* _TO DO_:
In the entries below, find the lines that contain the word "Burleson" and copy them.

(Dataset items)
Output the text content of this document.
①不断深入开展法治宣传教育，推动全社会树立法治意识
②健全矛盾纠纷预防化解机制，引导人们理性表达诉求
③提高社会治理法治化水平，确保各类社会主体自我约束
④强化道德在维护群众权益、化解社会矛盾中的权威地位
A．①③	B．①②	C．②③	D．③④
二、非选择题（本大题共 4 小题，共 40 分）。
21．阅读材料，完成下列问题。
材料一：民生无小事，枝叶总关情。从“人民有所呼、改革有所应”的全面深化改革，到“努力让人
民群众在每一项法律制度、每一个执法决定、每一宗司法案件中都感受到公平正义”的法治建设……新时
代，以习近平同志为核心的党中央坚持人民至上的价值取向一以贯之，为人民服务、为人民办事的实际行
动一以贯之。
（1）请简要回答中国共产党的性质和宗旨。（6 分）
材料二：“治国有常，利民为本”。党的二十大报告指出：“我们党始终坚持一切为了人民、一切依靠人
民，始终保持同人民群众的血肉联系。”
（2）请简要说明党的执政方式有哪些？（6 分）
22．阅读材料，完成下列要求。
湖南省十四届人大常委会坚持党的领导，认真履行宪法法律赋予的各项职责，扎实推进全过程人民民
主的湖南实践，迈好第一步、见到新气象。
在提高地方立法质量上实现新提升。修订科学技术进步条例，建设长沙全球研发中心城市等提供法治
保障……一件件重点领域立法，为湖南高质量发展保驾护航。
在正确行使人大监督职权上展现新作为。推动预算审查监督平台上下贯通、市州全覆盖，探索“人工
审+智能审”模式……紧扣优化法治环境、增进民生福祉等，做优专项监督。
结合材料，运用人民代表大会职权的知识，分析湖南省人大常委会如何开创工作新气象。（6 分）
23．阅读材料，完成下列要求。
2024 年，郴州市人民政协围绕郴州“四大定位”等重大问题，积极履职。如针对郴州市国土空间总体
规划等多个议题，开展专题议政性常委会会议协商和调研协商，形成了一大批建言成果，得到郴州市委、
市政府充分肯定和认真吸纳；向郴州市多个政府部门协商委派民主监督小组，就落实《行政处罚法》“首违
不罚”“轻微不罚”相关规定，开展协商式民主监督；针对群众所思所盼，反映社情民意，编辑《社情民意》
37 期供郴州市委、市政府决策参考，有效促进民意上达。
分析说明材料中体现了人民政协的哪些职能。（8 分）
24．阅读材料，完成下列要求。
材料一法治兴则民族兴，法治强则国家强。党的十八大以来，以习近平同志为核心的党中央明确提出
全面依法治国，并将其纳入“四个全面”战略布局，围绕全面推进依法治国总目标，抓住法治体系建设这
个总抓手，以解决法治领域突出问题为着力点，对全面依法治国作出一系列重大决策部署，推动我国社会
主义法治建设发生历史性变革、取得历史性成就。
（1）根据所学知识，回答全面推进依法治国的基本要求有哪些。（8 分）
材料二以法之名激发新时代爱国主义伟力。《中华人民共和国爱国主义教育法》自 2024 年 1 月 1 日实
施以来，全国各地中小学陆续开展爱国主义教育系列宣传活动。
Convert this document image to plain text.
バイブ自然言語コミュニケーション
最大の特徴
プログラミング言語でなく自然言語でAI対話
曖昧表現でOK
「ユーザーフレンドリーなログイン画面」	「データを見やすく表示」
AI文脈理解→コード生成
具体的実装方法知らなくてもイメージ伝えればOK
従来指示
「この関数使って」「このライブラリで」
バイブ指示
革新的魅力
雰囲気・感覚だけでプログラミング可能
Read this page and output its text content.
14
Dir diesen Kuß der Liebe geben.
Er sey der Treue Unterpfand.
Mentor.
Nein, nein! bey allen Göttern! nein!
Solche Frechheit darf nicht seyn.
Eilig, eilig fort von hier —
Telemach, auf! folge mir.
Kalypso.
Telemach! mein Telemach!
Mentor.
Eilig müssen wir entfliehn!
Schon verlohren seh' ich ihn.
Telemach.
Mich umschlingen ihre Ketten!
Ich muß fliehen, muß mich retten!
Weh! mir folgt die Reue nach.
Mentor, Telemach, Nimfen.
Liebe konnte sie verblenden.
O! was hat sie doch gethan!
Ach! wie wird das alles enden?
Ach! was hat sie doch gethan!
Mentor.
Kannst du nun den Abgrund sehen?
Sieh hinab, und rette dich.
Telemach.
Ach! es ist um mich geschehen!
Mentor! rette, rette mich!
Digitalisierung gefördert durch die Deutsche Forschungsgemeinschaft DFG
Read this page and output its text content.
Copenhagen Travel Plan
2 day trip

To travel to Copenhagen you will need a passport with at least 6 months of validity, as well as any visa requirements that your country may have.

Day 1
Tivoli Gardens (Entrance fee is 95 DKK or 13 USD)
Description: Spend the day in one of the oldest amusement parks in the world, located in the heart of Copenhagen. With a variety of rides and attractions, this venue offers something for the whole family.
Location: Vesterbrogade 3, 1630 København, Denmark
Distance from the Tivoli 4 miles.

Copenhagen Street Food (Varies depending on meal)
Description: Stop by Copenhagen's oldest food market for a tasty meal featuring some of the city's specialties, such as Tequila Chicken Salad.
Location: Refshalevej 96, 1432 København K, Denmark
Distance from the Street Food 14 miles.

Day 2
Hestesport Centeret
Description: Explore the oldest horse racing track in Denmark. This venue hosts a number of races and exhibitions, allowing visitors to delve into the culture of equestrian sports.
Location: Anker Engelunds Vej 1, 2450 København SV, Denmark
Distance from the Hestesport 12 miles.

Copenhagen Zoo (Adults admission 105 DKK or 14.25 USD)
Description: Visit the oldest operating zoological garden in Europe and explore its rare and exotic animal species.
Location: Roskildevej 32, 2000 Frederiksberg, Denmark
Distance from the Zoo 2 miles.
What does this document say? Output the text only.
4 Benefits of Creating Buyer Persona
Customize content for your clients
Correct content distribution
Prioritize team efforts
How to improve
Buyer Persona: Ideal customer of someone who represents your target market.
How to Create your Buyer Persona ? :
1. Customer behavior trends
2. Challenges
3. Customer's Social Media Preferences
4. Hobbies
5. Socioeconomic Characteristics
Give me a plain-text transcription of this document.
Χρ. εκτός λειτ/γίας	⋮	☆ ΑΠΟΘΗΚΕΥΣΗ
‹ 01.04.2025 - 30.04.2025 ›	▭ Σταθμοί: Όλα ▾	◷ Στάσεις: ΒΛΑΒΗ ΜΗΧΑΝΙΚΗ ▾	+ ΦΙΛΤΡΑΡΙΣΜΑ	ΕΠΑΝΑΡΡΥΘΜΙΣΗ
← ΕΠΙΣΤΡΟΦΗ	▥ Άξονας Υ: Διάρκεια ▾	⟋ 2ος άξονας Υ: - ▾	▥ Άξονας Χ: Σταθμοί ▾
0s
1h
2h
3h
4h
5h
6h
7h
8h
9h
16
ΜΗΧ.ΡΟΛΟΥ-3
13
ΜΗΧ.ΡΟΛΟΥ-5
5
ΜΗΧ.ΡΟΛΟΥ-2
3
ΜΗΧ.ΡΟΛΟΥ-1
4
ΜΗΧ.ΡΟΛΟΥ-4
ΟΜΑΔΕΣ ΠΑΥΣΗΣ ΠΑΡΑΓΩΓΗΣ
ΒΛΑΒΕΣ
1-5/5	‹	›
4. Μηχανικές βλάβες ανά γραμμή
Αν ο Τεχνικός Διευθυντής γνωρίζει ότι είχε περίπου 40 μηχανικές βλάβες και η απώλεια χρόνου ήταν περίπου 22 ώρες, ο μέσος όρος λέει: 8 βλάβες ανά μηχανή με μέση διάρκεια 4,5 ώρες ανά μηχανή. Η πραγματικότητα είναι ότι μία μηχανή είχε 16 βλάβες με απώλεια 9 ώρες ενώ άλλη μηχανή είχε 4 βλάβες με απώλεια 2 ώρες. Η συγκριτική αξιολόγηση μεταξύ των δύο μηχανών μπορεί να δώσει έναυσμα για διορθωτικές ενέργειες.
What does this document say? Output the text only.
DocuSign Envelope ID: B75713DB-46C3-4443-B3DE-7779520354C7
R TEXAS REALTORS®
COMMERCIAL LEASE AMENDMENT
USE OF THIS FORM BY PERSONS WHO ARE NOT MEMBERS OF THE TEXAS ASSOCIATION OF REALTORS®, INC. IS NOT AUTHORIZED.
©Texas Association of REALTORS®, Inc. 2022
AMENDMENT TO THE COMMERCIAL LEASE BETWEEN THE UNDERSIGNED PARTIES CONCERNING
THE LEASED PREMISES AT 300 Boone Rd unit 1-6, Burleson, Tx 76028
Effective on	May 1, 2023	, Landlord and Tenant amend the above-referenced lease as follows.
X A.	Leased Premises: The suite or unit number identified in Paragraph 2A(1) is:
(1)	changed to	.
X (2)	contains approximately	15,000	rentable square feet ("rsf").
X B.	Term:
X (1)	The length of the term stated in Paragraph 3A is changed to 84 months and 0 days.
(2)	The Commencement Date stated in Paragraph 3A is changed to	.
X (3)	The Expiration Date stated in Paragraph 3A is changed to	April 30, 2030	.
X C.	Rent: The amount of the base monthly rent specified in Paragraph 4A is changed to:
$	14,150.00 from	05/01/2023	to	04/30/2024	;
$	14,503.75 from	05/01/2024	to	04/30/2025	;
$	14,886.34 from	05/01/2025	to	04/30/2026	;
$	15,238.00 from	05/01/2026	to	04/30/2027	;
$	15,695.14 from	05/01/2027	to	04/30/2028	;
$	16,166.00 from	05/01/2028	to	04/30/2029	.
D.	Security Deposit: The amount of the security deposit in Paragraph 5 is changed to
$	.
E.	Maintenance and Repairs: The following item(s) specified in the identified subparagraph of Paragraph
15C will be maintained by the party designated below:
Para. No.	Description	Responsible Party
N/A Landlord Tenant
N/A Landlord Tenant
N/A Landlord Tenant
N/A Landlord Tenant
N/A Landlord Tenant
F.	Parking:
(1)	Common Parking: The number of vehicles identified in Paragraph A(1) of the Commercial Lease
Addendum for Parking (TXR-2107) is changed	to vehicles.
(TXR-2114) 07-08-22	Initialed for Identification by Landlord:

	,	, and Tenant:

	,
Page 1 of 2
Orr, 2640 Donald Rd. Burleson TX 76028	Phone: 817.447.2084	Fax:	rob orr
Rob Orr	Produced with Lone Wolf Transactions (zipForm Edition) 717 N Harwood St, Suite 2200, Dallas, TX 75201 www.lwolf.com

* _CORRECT RESULT_:
THE LEASED PREMISES AT 300 Boone Rd unit 1-6, Burleson, Tx 76028
Orr, 2640 Donald Rd. Burleson TX 76028	Phone: 817.447.2084	Fax:	rob orr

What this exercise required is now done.